- [AIM OF THE EXERCISE] Transcribe the records below exactly.

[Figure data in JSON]

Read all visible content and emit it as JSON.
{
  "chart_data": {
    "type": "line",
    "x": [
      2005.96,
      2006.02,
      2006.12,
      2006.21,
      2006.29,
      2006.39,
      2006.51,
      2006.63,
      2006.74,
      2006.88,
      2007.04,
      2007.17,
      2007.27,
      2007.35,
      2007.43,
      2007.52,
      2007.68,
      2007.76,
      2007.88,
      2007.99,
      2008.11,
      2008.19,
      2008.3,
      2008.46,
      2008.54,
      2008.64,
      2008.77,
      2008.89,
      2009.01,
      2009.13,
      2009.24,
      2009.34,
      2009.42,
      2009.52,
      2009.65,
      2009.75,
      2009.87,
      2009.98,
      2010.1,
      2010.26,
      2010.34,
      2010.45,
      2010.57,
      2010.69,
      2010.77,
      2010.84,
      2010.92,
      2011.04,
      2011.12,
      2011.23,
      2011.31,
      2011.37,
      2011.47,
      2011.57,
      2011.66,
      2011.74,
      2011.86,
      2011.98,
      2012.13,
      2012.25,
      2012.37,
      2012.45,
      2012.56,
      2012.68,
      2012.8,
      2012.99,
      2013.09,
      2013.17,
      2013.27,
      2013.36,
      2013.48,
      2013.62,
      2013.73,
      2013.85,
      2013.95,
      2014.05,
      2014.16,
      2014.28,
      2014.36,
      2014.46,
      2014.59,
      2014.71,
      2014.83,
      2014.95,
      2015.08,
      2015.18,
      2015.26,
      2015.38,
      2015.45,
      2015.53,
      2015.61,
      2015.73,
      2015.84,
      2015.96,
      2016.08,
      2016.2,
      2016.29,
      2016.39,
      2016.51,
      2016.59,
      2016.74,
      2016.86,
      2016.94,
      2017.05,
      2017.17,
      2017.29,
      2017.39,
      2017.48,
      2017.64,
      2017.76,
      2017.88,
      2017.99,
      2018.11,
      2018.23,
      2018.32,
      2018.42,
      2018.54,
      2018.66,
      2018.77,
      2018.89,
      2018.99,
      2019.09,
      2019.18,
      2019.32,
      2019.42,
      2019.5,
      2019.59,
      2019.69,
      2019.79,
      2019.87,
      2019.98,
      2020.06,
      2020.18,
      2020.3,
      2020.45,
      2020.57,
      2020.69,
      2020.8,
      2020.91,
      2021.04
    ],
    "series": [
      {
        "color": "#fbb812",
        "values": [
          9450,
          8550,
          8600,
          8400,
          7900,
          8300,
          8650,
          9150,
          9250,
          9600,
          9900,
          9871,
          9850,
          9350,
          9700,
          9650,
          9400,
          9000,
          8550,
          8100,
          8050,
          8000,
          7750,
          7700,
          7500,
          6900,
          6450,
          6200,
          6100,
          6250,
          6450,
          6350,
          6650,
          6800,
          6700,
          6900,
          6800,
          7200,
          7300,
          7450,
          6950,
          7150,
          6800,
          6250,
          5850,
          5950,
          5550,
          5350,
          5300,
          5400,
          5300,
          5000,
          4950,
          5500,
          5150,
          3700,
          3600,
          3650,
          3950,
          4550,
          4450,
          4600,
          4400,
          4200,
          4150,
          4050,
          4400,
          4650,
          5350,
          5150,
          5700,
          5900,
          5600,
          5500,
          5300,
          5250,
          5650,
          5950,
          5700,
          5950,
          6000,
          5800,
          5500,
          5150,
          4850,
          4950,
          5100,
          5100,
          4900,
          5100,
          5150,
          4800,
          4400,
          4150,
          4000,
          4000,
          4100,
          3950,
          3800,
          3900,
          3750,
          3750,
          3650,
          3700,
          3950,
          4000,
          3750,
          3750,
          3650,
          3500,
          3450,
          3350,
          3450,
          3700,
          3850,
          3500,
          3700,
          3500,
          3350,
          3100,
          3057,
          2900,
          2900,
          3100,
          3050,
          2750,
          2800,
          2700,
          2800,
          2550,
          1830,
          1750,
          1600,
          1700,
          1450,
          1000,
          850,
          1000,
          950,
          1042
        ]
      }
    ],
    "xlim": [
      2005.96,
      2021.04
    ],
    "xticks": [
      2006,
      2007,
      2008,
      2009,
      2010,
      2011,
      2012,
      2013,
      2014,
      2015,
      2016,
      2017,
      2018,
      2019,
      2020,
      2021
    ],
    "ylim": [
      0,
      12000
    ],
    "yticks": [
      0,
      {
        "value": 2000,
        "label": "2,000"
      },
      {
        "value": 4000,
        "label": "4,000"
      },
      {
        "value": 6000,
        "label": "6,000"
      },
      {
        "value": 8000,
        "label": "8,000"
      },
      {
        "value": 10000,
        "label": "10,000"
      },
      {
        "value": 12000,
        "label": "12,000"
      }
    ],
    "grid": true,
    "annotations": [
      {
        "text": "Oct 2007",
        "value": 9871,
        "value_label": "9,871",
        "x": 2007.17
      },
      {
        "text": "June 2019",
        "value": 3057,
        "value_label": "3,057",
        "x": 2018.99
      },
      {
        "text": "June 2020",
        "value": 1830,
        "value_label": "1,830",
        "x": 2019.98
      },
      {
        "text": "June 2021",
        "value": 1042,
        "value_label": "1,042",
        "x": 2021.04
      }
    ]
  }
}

- [TASK RESULT]
Read all visible content and emit it as JSON.
{
  "chart_data": {
    "type": "line",
    "x": [
      2005.96,
      2006.02,
      2006.12,
      2006.21,
      2006.29,
      2006.39,
      2006.51,
      2006.63,
      2006.74,
      2006.88,
      2007.04,
      2007.17,
      2007.27,
      2007.35,
      2007.43,
      2007.52,
      2007.68,
      2007.76,
      2007.88,
      2007.99,
      2008.11,
      2008.19,
      2008.3,
      2008.46,
      2008.54,
      2008.64,
      2008.77,
      2008.89,
      2009.01,
      2009.13,
      2009.24,
      2009.34,
      2009.42,
      2009.52,
      2009.65,
      2009.75,
      2009.87,
      2009.98,
      2010.1,
      2010.26,
      2010.34,
      2010.45,
      2010.57,
      2010.69,
      2010.77,
      2010.84,
      2010.92,
      2011.04,
      2011.12,
      2011.23,
      2011.31,
      2011.37,
      2011.47,
      2011.57,
      2011.66,
      2011.74,
      2011.86,
      2011.98,
      2012.13,
      2012.25,
      2012.37,
      2012.45,
      2012.56,
      2012.68,
      2012.8,
      2012.99,
      2013.09,
      2013.17,
      2013.27,
      2013.36,
      2013.48,
      2013.62,
      2013.73,
      2013.85,
      2013.95,
      2014.05,
      2014.16,
      2014.28,
      2014.36,
      2014.46,
      2014.59,
      2014.71,
      2014.83,
      2014.95,
      2015.08,
      2015.18,
      2015.26,
      2015.38,
      2015.45,
      2015.53,
      2015.61,
      2015.73,
      2015.84,
      2015.96,
      2016.08,
      2016.2,
      2016.29,
      2016.39,
      2016.51,
      2016.59,
      2016.74,
      2016.86,
      2016.94,
      2017.05,
      2017.17,
      2017.29,
      2017.39,
      2017.48,
      2017.64,
      2017.76,
      2017.88,
      2017.99,
      2018.11,
      2018.23,
      2018.32,
      2018.42,
      2018.54,
      2018.66,
      2018.77,
      2018.89,
      2018.99,
      2019.09,
      2019.18,
      2019.32,
      2019.42,
      2019.5,
      2019.59,
      2019.69,
      2019.79,
      2019.87,
      2019.98,
      2020.06,
      2020.18,
      2020.3,
      2020.45,
      2020.57,
      2020.69,
      2020.8,
      2020.91,
      2021.04
    ],
    "series": [
      {
        "color": "#fbb812",
        "values": [
          9450,
          8550,
          8600,
          8400,
          7900,
          8300,
          8650,
          9150,
          9250,
          9600,
          9900,
          9871,
          9850,
          9350,
          9700,
          9650,
          9400,
          9000,
          8550,
          8100,
          8050,
          8000,
          7750,
          7700,
          7500,
          6900,
          6450,
          6200,
          6100,
          6250,
          6450,
          6350,
          6650,
          6800,
          6700,
          6900,
          6800,
          7200,
          7300,
          7450,
          6950,
          7150,
          6800,
          6250,
          5850,
          5950,
          5550,
          5350,
          5300,
          5400,
          5300,
          5000,
          4950,
          5500,
          5150,
          3700,
          3600,
          3650,
          3950,
          4550,
          4450,
          4600,
          4400,
          4200,
          4150,
          4050,
          4400,
          4650,
          5350,
          5150,
          5700,
          5900,
          5600,
          5500,
          5300,
          5250,
          5650,
          5950,
          5700,
          5950,
          6000,
          5800,
          5500,
          5150,
          4850,
          4950,
          5100,
          5100,
          4900,
          5100,
          5150,
          4800,
          4400,
          4150,
          4000,
          4000,
          4100,
          3950,
          3800,
          3900,
          3750,
          3750,
          3650,
          3700,
          3950,
          4000,
          3750,
          3750,
          3650,
          3500,
          3450,
          3350,
          3450,
          3700,
          3850,
          3500,
          3700,
          3500,
          3350,
          3100,
          3057,
          2900,
          2900,
          3100,
          3050,
          2750,
          2800,
          2700,
          2800,
          2550,
          1830,
          1750,
          1600,
          1700,
          1450,
          1000,
          850,
          1000,
          950,
          1042
        ]
      }
    ],
    "xlim": [
      2005.96,
      2021.04
    ],
    "xticks": [
      2006,
      2007,
      2008,
      2009,
      2010,
      2011,
      2012,
      2013,
      2014,
      2015,
      2016,
      2017,
      2018,
      2019,
      2020,
      2021
    ],
    "ylim": [
      0,
      12000
    ],
    "yticks": [
      0,
      {
        "value": 2000,
        "label": "2,000"
      },
      {
        "value": 4000,
        "label": "4,000"
      },
      {
        "value": 6000,
        "label": "6,000"
      },
      {
        "value": 8000,
        "label": "8,000"
      },
      {
        "value": 10000,
        "label": "10,000"
      },
      {
        "value": 12000,
        "label": "12,000"
      }
    ],
    "grid": true,
    "annotations": [
      {
        "text": "Oct 2007",
        "value": 9871,
        "value_label": "9,871",
        "x": 2007.17
      },
      {
        "text": "June 2019",
        "value": 3057,
        "value_label": "3,057",
        "x": 2018.99
      },
      {
        "text": "June 2020",
        "value": 1830,
        "value_label": "1,830",
        "x": 2019.98
      },
      {
        "text": "June 2021",
        "value": 1042,
        "value_label": "1,042",
        "x": 2021.04
      }
    ]
  }
}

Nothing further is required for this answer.